PAGE EXCERPT:
★ ★ ★ ★
You’re sat in the passenger seat of a fully autonomous car. You’re cruising along nicely catching up on some work emails when you notice a child running towards the road chasing a stray ball. Impact is likely but swerving into the adjacent lane to miss the child would mean almost certain collision with an oncoming truck.
Human instinct would be screaming for action at this point, but all you can do is trust in the powers of “strong” artificial intelligence (AI) and let the machine make the decision. But, how does the self-driving car decide how to respond to the situation? This conundrum has nothing to do with law or regulation. Really, it’s a question of ethics.
The ethical debate is just one of the areas of concern around “strong” AI technologies, according to the Allianz Global Corporate & Specialty (AGCS) report, ‘The Rise of Artificial Intelligence: Future Outlook and Emerging Risks’. Other areas in debate include: software accessibility, safety, liability and accountability.
AGCS’s report defines “strong” AI as machines with consciousness, sentience and mind, or even general intelligence almost reaching human cognitive abilities. “Strong” AI is still theoretical, but the insurer expects it to be on the market around 2040.
“AI, in general, is shifting decision making processes from human beings towards machines. ‘Strong’ AI, sometimes defined as general intelligence, goes a step further with machines becoming capable of experiencing consciousness. There are many challenges linked to that,” explained Michael Bruch, head of emerging trends at AGCS.
“The ethical debate is tricky. The challenge when developing AI agents is to instill the agent with a distinction between good and bad. This cannot be dictated by regulatory bodies or authorities alone; it has to be driven by society as a whole. There’s still a long way to go with that.”
Ethics is also closely linked to liability and accountability – two other major concerns highlighted by AGCS. The AI report states the basis for accountability of an AI agent lies in the transparency of its decisions. Consumer protection rules state humans have a “right to explanation,” which means a consumer should be able to query and potentially challenge an AI agent’s conclusion.
AI applications, at present, are developed by humans and are taught with data that’s often human-generated. This means there’s strong potential for prejudice and implicit bias within the data, resulting in AI agents sometimes reaching partial and unfair decisions. Insurers need to keep on top of this (i.e. if they use chatbots) with “appropriate scrutiny requirements,” Bruch explained.
“The autonomous vehicle market is a good example of the legal liability problem,” Bruch told Insurance Business. “When the decision-making process behind the wheel moves from humans to machines, who is responsible if something goes wrong: the programmer, the software developer, the hardware developer, or the manufacturer? The list goes on.
“Leaving the legal liability decisions to courts may be expensive and inefficient if the number of AI-generated damages start increasing. A solution to the lack of legal liability would be to establish expert agencies or authorities to develop a liability framework under which designers, manufacturers or sellers of AI products would be subject to limited tort liability.”
As for safety with “strong” AI capabilities, the AGCS report finds that the race for bringing AI systems to market could lead to rushed, and therefore potentially negligent, validation activities, which are needed to guarantee the deployment of safe and functional AI agents. This could lead to an increase in defective products, recalls – and call some of the liability, accountability and ethical questions back into debate.
★ ★ ★ ★
DATA SHOWN:

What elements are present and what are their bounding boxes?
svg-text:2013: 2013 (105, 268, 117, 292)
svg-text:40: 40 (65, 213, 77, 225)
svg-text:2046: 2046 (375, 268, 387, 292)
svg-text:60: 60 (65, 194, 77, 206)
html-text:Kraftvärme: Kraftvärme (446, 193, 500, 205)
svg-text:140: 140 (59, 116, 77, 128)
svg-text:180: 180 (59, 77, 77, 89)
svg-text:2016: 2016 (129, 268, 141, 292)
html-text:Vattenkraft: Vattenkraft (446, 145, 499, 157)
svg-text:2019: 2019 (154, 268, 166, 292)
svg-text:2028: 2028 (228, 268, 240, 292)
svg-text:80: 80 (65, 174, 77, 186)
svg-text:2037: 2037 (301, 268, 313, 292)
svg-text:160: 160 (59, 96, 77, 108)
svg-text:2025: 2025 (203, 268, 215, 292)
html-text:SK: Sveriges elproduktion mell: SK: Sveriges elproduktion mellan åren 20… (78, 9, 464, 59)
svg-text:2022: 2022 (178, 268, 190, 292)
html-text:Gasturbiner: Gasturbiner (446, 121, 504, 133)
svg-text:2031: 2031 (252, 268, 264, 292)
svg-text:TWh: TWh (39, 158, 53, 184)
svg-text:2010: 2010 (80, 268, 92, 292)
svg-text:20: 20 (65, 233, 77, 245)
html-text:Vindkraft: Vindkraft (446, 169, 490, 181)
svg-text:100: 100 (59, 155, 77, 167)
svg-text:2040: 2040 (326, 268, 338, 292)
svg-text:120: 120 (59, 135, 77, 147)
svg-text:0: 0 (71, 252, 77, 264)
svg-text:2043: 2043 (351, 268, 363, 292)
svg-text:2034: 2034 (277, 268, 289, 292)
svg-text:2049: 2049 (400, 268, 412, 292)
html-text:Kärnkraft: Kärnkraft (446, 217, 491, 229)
★ ★ ★ ★
APPLY WHAT YOU READ:
1 – In the article on "strong" AI risks, list everyone Bruch names as possibly responsible when a self-driving car's decision goes wrong.
2 – According to the article on "strong" AI risks, around what year does the insurer expect "strong" AI to reach the market?
The entries have nothing to do with what follows.

ANSWERS BY TASK:
1 – The programmer, the software developer, the hardware developer, and the manufacturer.

2 – Around 2040.